» Exercise description
Reproduce every item below line for line, without the pictures.

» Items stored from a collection
----
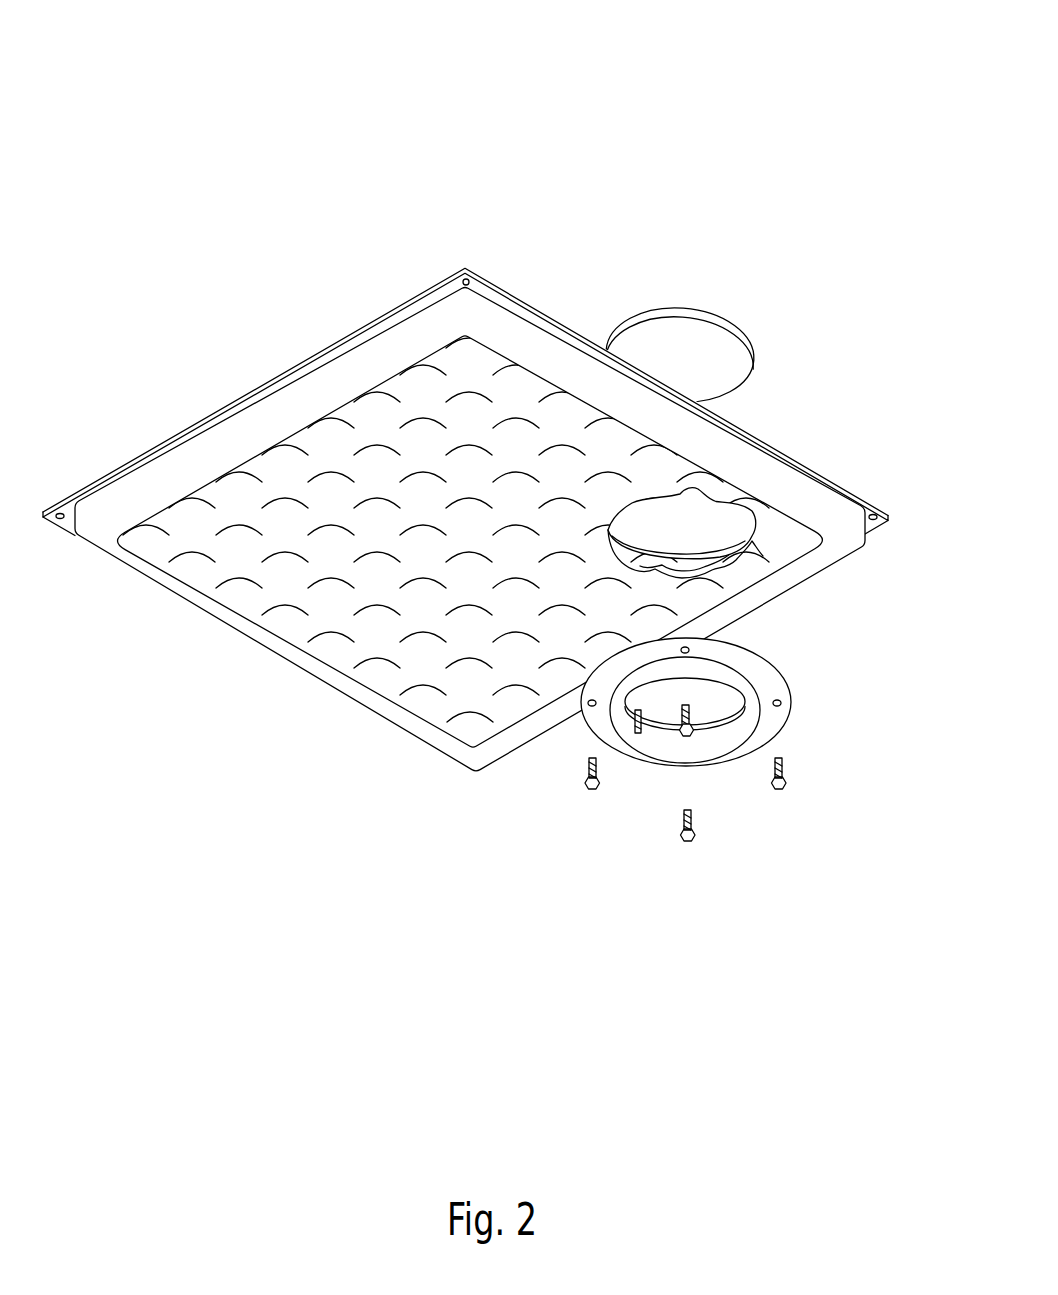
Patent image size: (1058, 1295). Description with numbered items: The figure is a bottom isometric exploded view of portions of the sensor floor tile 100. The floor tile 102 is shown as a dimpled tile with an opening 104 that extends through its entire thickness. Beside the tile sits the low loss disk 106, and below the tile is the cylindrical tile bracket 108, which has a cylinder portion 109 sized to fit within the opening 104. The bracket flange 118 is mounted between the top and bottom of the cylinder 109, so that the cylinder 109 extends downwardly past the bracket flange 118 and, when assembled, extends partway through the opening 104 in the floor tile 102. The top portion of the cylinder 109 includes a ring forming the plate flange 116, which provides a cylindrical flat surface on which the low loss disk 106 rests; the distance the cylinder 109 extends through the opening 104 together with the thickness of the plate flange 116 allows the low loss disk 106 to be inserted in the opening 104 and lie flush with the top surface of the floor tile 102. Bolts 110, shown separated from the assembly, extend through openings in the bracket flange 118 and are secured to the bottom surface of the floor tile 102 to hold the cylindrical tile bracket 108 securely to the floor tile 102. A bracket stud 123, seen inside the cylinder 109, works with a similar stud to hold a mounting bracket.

The sensor floor tile 100 is at (632, 60).
The floor tile 102 is at (214, 624).
The opening 104 is at (733, 517).
The low loss disk 106 is at (713, 312).
The cylindrical tile bracket 108 is at (708, 816).
The cylinder 109 is at (707, 748).
The bolts 110 is at (647, 855).
The plate flange 116 is at (740, 718).
The bracket flange 118 is at (717, 653).
The bracket stud 123 is at (638, 735).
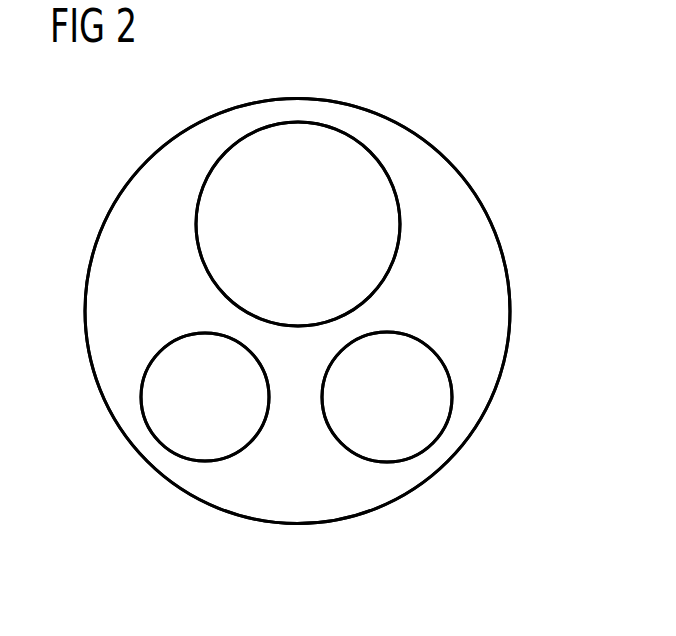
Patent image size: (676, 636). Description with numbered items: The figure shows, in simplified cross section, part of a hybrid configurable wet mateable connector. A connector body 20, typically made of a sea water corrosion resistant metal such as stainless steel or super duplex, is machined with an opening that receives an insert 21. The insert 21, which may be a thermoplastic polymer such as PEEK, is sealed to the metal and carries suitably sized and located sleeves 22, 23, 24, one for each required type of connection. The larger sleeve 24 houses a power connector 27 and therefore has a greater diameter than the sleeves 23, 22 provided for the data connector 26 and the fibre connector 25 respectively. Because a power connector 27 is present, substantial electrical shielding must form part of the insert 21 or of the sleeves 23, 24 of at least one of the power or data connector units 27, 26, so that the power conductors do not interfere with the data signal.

The connector body 20 is at (354, 523).
The insert 21 is at (483, 218).
The sleeve 22 is at (437, 438).
The sleeve 23 is at (173, 457).
The sleeve 24 is at (335, 128).
The fibre connector 25 is at (440, 400).
The data connector 26 is at (150, 378).
The power connector 27 is at (257, 143).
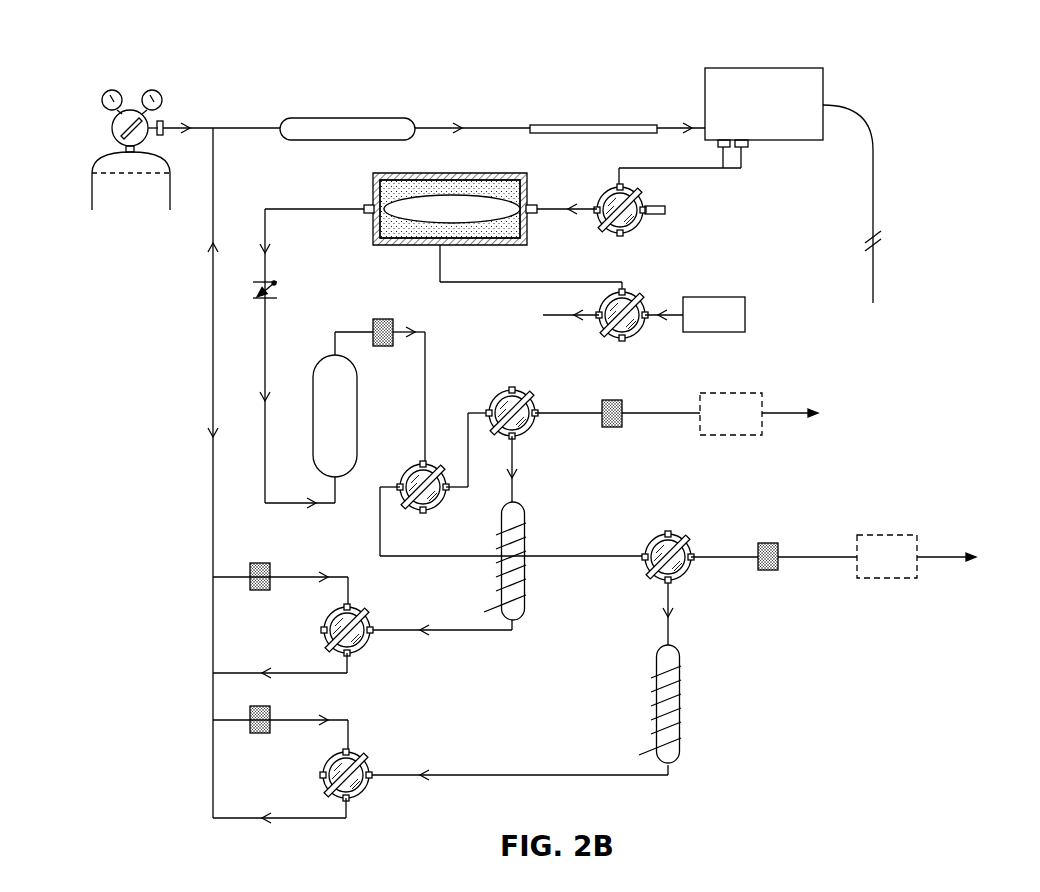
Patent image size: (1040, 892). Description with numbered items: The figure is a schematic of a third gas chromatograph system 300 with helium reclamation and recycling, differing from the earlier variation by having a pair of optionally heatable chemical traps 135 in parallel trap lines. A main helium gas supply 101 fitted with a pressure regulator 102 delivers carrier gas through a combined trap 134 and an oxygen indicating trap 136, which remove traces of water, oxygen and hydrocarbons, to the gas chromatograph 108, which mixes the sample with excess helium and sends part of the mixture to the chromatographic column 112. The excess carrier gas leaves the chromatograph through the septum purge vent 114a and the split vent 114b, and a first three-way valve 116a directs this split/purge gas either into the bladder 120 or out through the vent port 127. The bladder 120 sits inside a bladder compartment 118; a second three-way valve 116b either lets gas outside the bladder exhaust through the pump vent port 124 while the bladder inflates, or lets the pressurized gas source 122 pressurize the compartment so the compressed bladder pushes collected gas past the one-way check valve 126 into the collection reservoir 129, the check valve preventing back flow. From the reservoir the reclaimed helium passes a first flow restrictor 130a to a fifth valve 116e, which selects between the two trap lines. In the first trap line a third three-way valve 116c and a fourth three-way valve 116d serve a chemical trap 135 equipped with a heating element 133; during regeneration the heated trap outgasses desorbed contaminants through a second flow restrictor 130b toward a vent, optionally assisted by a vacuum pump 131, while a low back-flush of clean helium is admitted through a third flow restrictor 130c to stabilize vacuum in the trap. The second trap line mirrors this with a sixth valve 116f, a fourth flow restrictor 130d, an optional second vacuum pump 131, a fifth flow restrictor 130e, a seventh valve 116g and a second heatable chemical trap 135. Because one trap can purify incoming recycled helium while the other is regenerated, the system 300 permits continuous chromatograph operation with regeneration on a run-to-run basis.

The third gas chromatograph system 300 is at (449, 42).
The main helium gas supply 101 is at (100, 166).
The pressure regulator 102 is at (162, 84).
The combined trap 134 is at (322, 118).
The oxygen indicating trap 136 is at (555, 125).
The gas chromatograph 108 is at (705, 85).
The septum purge vent 114a is at (718, 144).
The split vent 114b is at (748, 145).
The chromatographic column 112 is at (873, 272).
The first 3-way valve 116a is at (640, 230).
The second 3-way valve 116b is at (644, 336).
The third 3-way valve 116c is at (533, 428).
The fourth 3-way valve 116d is at (369, 646).
The fifth valve 116e is at (435, 505).
The sixth valve 116f is at (646, 568).
The seventh valve 116g is at (369, 791).
The vent port 127 is at (672, 213).
The bladder compartment 118 is at (372, 182).
The bladder 120 is at (472, 222).
The one-way check valve 126 is at (278, 262).
The pressurized gas source 122 is at (734, 328).
The pump vent port 124 is at (561, 318).
The collection reservoir 129 is at (357, 396).
The first flow restrictor 130a is at (393, 330).
The second flow restrictor 130b is at (620, 427).
The third flow restrictor 130c is at (272, 571).
The fourth flow restrictor 130d is at (778, 570).
The fifth flow restrictor 130e is at (272, 714).
The vacuum pump 131 is at (742, 436).
The heating element 133 is at (538, 508).
The optionally heatable chemical trap 135 is at (534, 494).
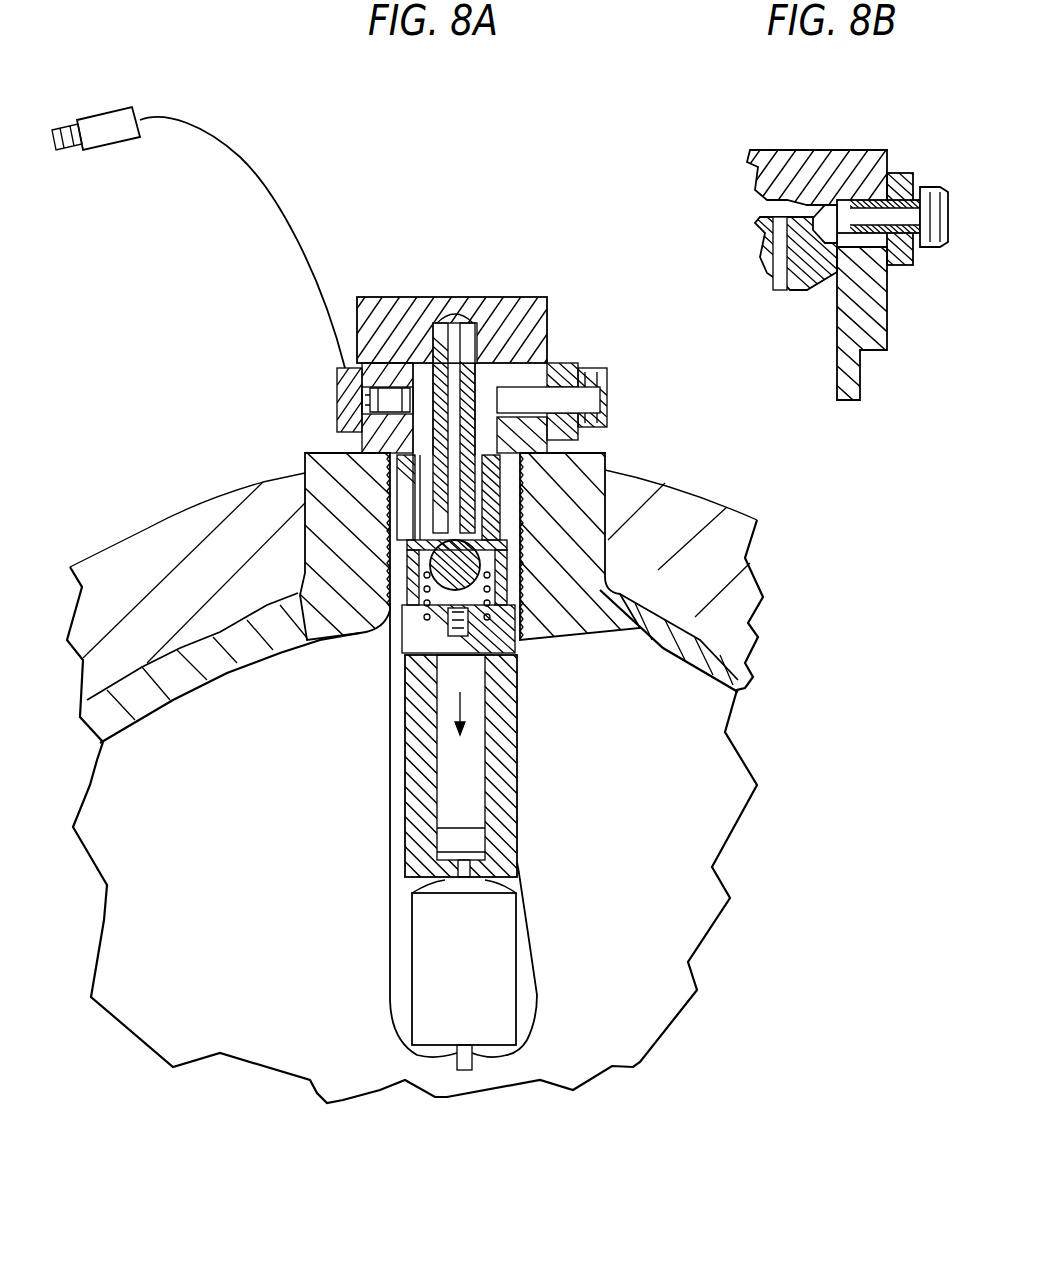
----
» Complete response
Patent image size: (1058, 1295). Description with numbered items: The figure is a bottom isometric exploded view of portions of the sensor floor tile 100. The floor tile 102 is shown as a dimpled tile with an opening 104 that extends through its entire thickness. Beside the tile sits the low loss disk 106, and below the tile is the cylindrical tile bracket 108, which has a cylinder portion 109 sized to fit within the opening 104. The bracket flange 118 is mounted between the top and bottom of the cylinder 109, so that the cylinder 109 extends downwardly past the bracket flange 118 and, when assembled, extends partway through the opening 104 in the floor tile 102. The top portion of the cylinder 109 includes a ring forming the plate flange 116, which provides a cylindrical flat surface on which the low loss disk 106 rests; the distance the cylinder 109 extends through the opening 104 together with the thickness of the plate flange 116 allows the low loss disk 106 to be inserted in the opening 104 and lie flush with the top surface of the floor tile 102. Bolts 110, shown separated from the assembly, extend through openings in the bracket flange 118 and are secured to the bottom surface of the floor tile 102 to hold the cylindrical tile bracket 108 securely to the floor tile 102. A bracket stud 123, seen inside the cylinder 109, works with a similar stud to hold a mounting bracket.

The sensor floor tile 100 is at (632, 60).
The floor tile 102 is at (214, 624).
The opening 104 is at (733, 517).
The low loss disk 106 is at (713, 312).
The cylindrical tile bracket 108 is at (708, 816).
The cylinder 109 is at (707, 748).
The bolts 110 is at (647, 855).
The plate flange 116 is at (740, 718).
The bracket flange 118 is at (717, 653).
The bracket stud 123 is at (638, 735).
Patent image size: (676, 636). Description with numbered items: The figure shows, in simplified cross section, part of a hybrid configurable wet mateable connector. A connector body 20, typically made of a sea water corrosion resistant metal such as stainless steel or super duplex, is machined with an opening that receives an insert 21. The insert 21, which may be a thermoplastic polymer such as PEEK, is sealed to the metal and carries suitably sized and located sleeves 22, 23, 24, one for each required type of connection. The larger sleeve 24 houses a power connector 27 and therefore has a greater diameter than the sleeves 23, 22 provided for the data connector 26 and the fibre connector 25 respectively. Because a power connector 27 is present, substantial electrical shielding must form part of the insert 21 or of the sleeves 23, 24 of at least one of the power or data connector units 27, 26, so that the power conductors do not interfere with the data signal.

The connector body 20 is at (354, 523).
The insert 21 is at (483, 218).
The sleeve 22 is at (437, 438).
The sleeve 23 is at (173, 457).
The sleeve 24 is at (335, 128).
The fibre connector 25 is at (440, 400).
The data connector 26 is at (150, 378).
The power connector 27 is at (257, 143).
Patent image size: (1040, 892). Description with numbered items: The figure is a schematic of a third gas chromatograph system 300 with helium reclamation and recycling, differing from the earlier variation by having a pair of optionally heatable chemical traps 135 in parallel trap lines. A main helium gas supply 101 fitted with a pressure regulator 102 delivers carrier gas through a combined trap 134 and an oxygen indicating trap 136, which remove traces of water, oxygen and hydrocarbons, to the gas chromatograph 108, which mixes the sample with excess helium and sends part of the mixture to the chromatographic column 112. The excess carrier gas leaves the chromatograph through the septum purge vent 114a and the split vent 114b, and a first three-way valve 116a directs this split/purge gas either into the bladder 120 or out through the vent port 127. The bladder 120 sits inside a bladder compartment 118; a second three-way valve 116b either lets gas outside the bladder exhaust through the pump vent port 124 while the bladder inflates, or lets the pressurized gas source 122 pressurize the compartment so the compressed bladder pushes collected gas past the one-way check valve 126 into the collection reservoir 129, the check valve preventing back flow. From the reservoir the reclaimed helium passes a first flow restrictor 130a to a fifth valve 116e, which selects between the two trap lines. In the first trap line a third three-way valve 116c and a fourth three-way valve 116d serve a chemical trap 135 equipped with a heating element 133; during regeneration the heated trap outgasses desorbed contaminants through a second flow restrictor 130b toward a vent, optionally assisted by a vacuum pump 131, while a low back-flush of clean helium is admitted through a third flow restrictor 130c to stabilize vacuum in the trap. The second trap line mirrors this with a sixth valve 116f, a fourth flow restrictor 130d, an optional second vacuum pump 131, a fifth flow restrictor 130e, a seventh valve 116g and a second heatable chemical trap 135. Because one trap can purify incoming recycled helium while the other is regenerated, the system 300 permits continuous chromatograph operation with regeneration on a run-to-run basis.

The third gas chromatograph system 300 is at (449, 42).
The main helium gas supply 101 is at (100, 166).
The pressure regulator 102 is at (162, 84).
The combined trap 134 is at (322, 118).
The oxygen indicating trap 136 is at (555, 125).
The gas chromatograph 108 is at (705, 85).
The septum purge vent 114a is at (718, 144).
The split vent 114b is at (748, 145).
The chromatographic column 112 is at (873, 272).
The first 3-way valve 116a is at (640, 230).
The second 3-way valve 116b is at (644, 336).
The third 3-way valve 116c is at (533, 428).
The fourth 3-way valve 116d is at (369, 646).
The fifth valve 116e is at (435, 505).
The sixth valve 116f is at (646, 568).
The seventh valve 116g is at (369, 791).
The vent port 127 is at (672, 213).
The bladder compartment 118 is at (372, 182).
The bladder 120 is at (472, 222).
The one-way check valve 126 is at (278, 262).
The pressurized gas source 122 is at (734, 328).
The pump vent port 124 is at (561, 318).
The collection reservoir 129 is at (357, 396).
The first flow restrictor 130a is at (393, 330).
The second flow restrictor 130b is at (620, 427).
The third flow restrictor 130c is at (272, 571).
The fourth flow restrictor 130d is at (778, 570).
The fifth flow restrictor 130e is at (272, 714).
The vacuum pump 131 is at (742, 436).
The heating element 133 is at (538, 508).
The optionally heatable chemical trap 135 is at (534, 494).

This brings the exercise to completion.